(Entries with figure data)
-----
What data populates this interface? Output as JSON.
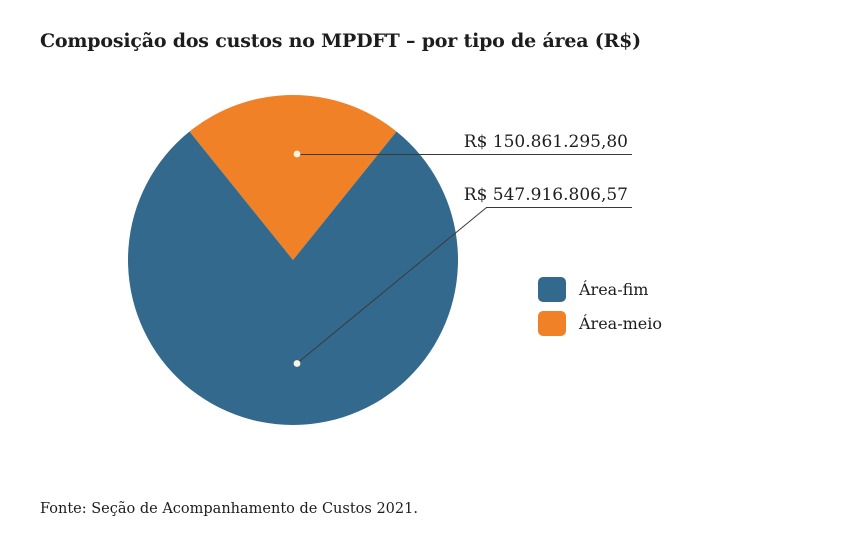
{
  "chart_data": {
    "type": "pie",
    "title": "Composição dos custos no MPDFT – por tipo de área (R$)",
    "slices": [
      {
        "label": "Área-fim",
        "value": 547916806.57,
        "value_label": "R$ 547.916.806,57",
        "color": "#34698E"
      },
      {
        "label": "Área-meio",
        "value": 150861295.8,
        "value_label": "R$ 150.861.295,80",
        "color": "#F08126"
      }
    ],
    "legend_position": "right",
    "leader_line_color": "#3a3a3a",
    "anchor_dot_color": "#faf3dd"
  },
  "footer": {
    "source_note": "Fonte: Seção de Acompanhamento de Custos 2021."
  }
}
-----
> _Your instructions_:
Exclude the pictures, and transcribe all of the material exactly.

> _Output_:
What data populates this interface? Output as JSON.
{
  "chart_data": {
    "type": "pie",
    "title": "Composição dos custos no MPDFT – por tipo de área (R$)",
    "slices": [
      {
        "label": "Área-fim",
        "value": 547916806.57,
        "value_label": "R$ 547.916.806,57",
        "color": "#34698E"
      },
      {
        "label": "Área-meio",
        "value": 150861295.8,
        "value_label": "R$ 150.861.295,80",
        "color": "#F08126"
      }
    ],
    "legend_position": "right",
    "leader_line_color": "#3a3a3a",
    "anchor_dot_color": "#faf3dd"
  },
  "footer": {
    "source_note": "Fonte: Seção de Acompanhamento de Custos 2021."
  }
}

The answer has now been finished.